Output the material below unchanged, apart from leaving out the pictures.

-- start of Supplied information --

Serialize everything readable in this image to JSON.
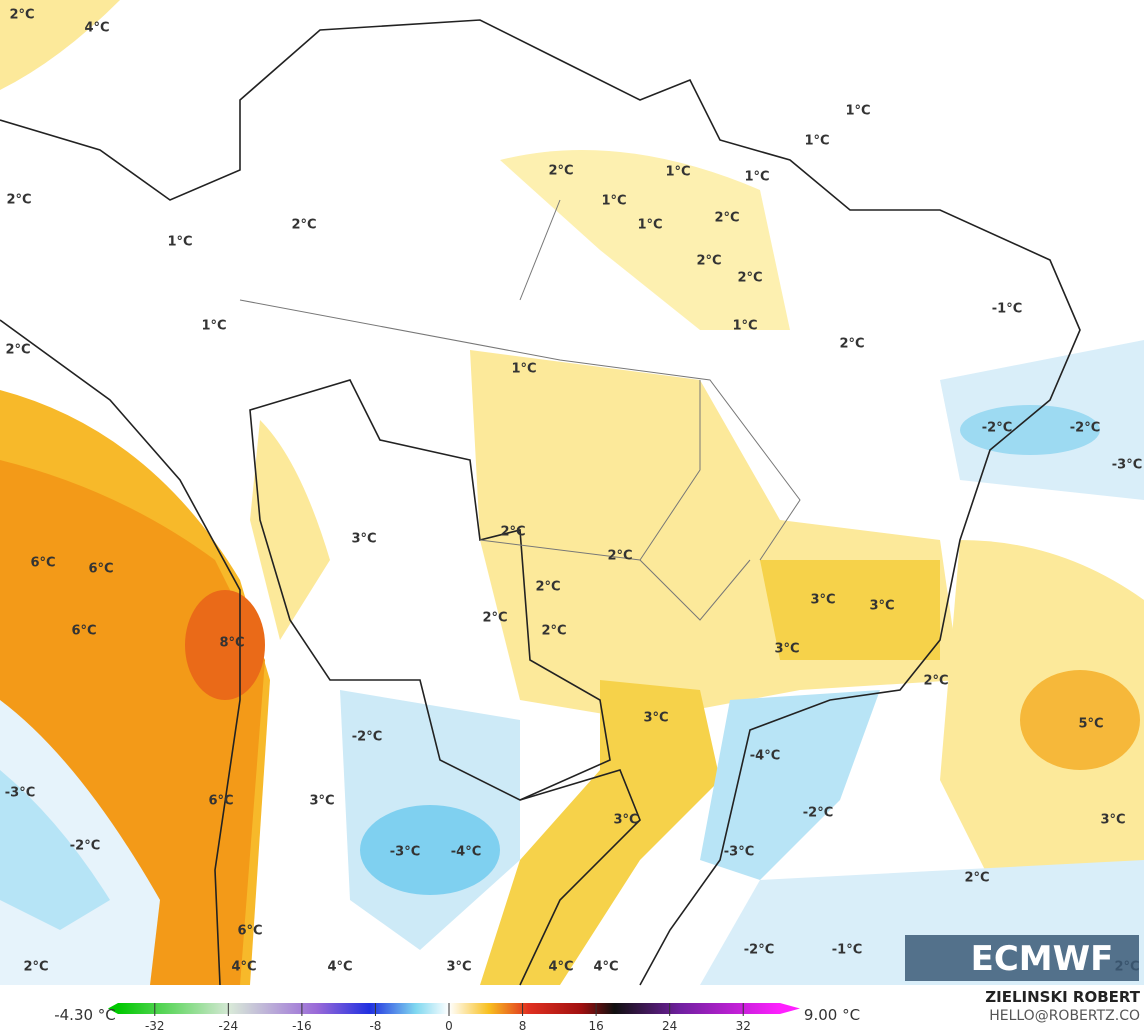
{
  "map": {
    "labels": [
      "2°C",
      "4°C",
      "2°C",
      "1°C",
      "2°C",
      "1°C",
      "2°C",
      "2°C",
      "1°C",
      "1°C",
      "1°C",
      "1°C",
      "2°C",
      "2°C",
      "2°C",
      "1°C",
      "1°C",
      "1°C",
      "2°C",
      "-1°C",
      "-2°C",
      "-2°C",
      "-3°C",
      "1°C",
      "3°C",
      "2°C",
      "2°C",
      "2°C",
      "2°C",
      "2°C",
      "6°C",
      "6°C",
      "6°C",
      "8°C",
      "3°C",
      "3°C",
      "3°C",
      "2°C",
      "3°C",
      "5°C",
      "-2°C",
      "-4°C",
      "-3°C",
      "6°C",
      "3°C",
      "3°C",
      "-2°C",
      "3°C",
      "-2°C",
      "-3°C",
      "-4°C",
      "-3°C",
      "2°C",
      "6°C",
      "-2°C",
      "-1°C",
      "2°C",
      "4°C",
      "4°C",
      "3°C",
      "4°C",
      "4°C",
      "2°C"
    ]
  },
  "colorbar": {
    "min_label": "-4.30 °C",
    "max_label": "9.00 °C",
    "lim": [
      -36,
      36
    ],
    "ticks": [
      -32,
      -24,
      -16,
      -8,
      0,
      8,
      16,
      24,
      32
    ]
  },
  "logo": "ECMWF",
  "author": "ZIELINSKI ROBERT",
  "email": "HELLO@ROBERTZ.CO"
}
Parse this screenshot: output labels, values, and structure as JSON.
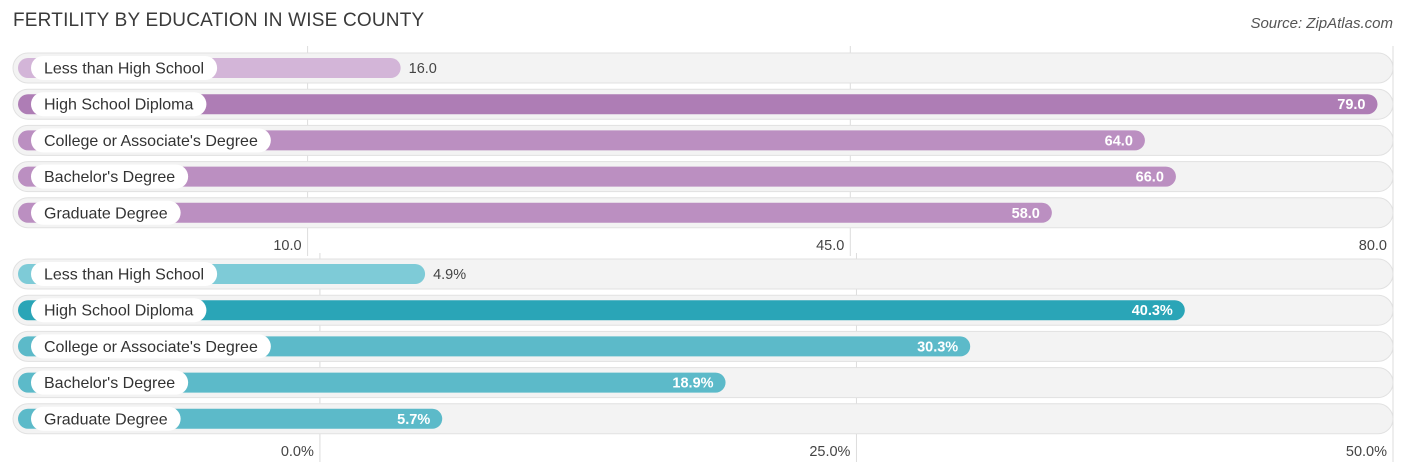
{
  "header": {
    "title": "FERTILITY BY EDUCATION IN WISE COUNTY",
    "source": "Source: ZipAtlas.com"
  },
  "chart_data": [
    {
      "type": "bar",
      "orientation": "horizontal",
      "categories": [
        "Less than High School",
        "High School Diploma",
        "College or Associate's Degree",
        "Bachelor's Degree",
        "Graduate Degree"
      ],
      "values": [
        16.0,
        79.0,
        64.0,
        66.0,
        58.0
      ],
      "value_labels": [
        "16.0",
        "79.0",
        "64.0",
        "66.0",
        "58.0"
      ],
      "xlim": [
        -9.0,
        80.0
      ],
      "ticks": [
        10.0,
        45.0,
        80.0
      ],
      "tick_labels": [
        "10.0",
        "45.0",
        "80.0"
      ],
      "grid": true,
      "colors": {
        "max": "#ae7db5",
        "other": "#bb8fc1",
        "light": "#d3b5d8"
      }
    },
    {
      "type": "bar",
      "orientation": "horizontal",
      "categories": [
        "Less than High School",
        "High School Diploma",
        "College or Associate's Degree",
        "Bachelor's Degree",
        "Graduate Degree"
      ],
      "values": [
        4.9,
        40.3,
        30.3,
        18.9,
        5.7
      ],
      "value_labels": [
        "4.9%",
        "40.3%",
        "30.3%",
        "18.9%",
        "5.7%"
      ],
      "xlim": [
        -14.3,
        50.0
      ],
      "ticks": [
        0.0,
        25.0,
        50.0
      ],
      "tick_labels": [
        "0.0%",
        "25.0%",
        "50.0%"
      ],
      "grid": true,
      "colors": {
        "max": "#2aa5b7",
        "other": "#5cbac9",
        "light": "#7ecbd7"
      }
    }
  ]
}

-- end of Supplied information --

◆ **Answer for this exercise**
Serialize everything readable in this image to JSON.
{
  "map": {
    "labels": [
      "2°C",
      "4°C",
      "2°C",
      "1°C",
      "2°C",
      "1°C",
      "2°C",
      "2°C",
      "1°C",
      "1°C",
      "1°C",
      "1°C",
      "2°C",
      "2°C",
      "2°C",
      "1°C",
      "1°C",
      "1°C",
      "2°C",
      "-1°C",
      "-2°C",
      "-2°C",
      "-3°C",
      "1°C",
      "3°C",
      "2°C",
      "2°C",
      "2°C",
      "2°C",
      "2°C",
      "6°C",
      "6°C",
      "6°C",
      "8°C",
      "3°C",
      "3°C",
      "3°C",
      "2°C",
      "3°C",
      "5°C",
      "-2°C",
      "-4°C",
      "-3°C",
      "6°C",
      "3°C",
      "3°C",
      "-2°C",
      "3°C",
      "-2°C",
      "-3°C",
      "-4°C",
      "-3°C",
      "2°C",
      "6°C",
      "-2°C",
      "-1°C",
      "2°C",
      "4°C",
      "4°C",
      "3°C",
      "4°C",
      "4°C",
      "2°C"
    ]
  },
  "colorbar": {
    "min_label": "-4.30 °C",
    "max_label": "9.00 °C",
    "lim": [
      -36,
      36
    ],
    "ticks": [
      -32,
      -24,
      -16,
      -8,
      0,
      8,
      16,
      24,
      32
    ]
  },
  "logo": "ECMWF",
  "author": "ZIELINSKI ROBERT",
  "email": "HELLO@ROBERTZ.CO"
}
Parse this screenshot: output labels, values, and structure as JSON.
{
  "header": {
    "title": "FERTILITY BY EDUCATION IN WISE COUNTY",
    "source": "Source: ZipAtlas.com"
  },
  "chart_data": [
    {
      "type": "bar",
      "orientation": "horizontal",
      "categories": [
        "Less than High School",
        "High School Diploma",
        "College or Associate's Degree",
        "Bachelor's Degree",
        "Graduate Degree"
      ],
      "values": [
        16.0,
        79.0,
        64.0,
        66.0,
        58.0
      ],
      "value_labels": [
        "16.0",
        "79.0",
        "64.0",
        "66.0",
        "58.0"
      ],
      "xlim": [
        -9.0,
        80.0
      ],
      "ticks": [
        10.0,
        45.0,
        80.0
      ],
      "tick_labels": [
        "10.0",
        "45.0",
        "80.0"
      ],
      "grid": true,
      "colors": {
        "max": "#ae7db5",
        "other": "#bb8fc1",
        "light": "#d3b5d8"
      }
    },
    {
      "type": "bar",
      "orientation": "horizontal",
      "categories": [
        "Less than High School",
        "High School Diploma",
        "College or Associate's Degree",
        "Bachelor's Degree",
        "Graduate Degree"
      ],
      "values": [
        4.9,
        40.3,
        30.3,
        18.9,
        5.7
      ],
      "value_labels": [
        "4.9%",
        "40.3%",
        "30.3%",
        "18.9%",
        "5.7%"
      ],
      "xlim": [
        -14.3,
        50.0
      ],
      "ticks": [
        0.0,
        25.0,
        50.0
      ],
      "tick_labels": [
        "0.0%",
        "25.0%",
        "50.0%"
      ],
      "grid": true,
      "colors": {
        "max": "#2aa5b7",
        "other": "#5cbac9",
        "light": "#7ecbd7"
      }
    }
  ]
}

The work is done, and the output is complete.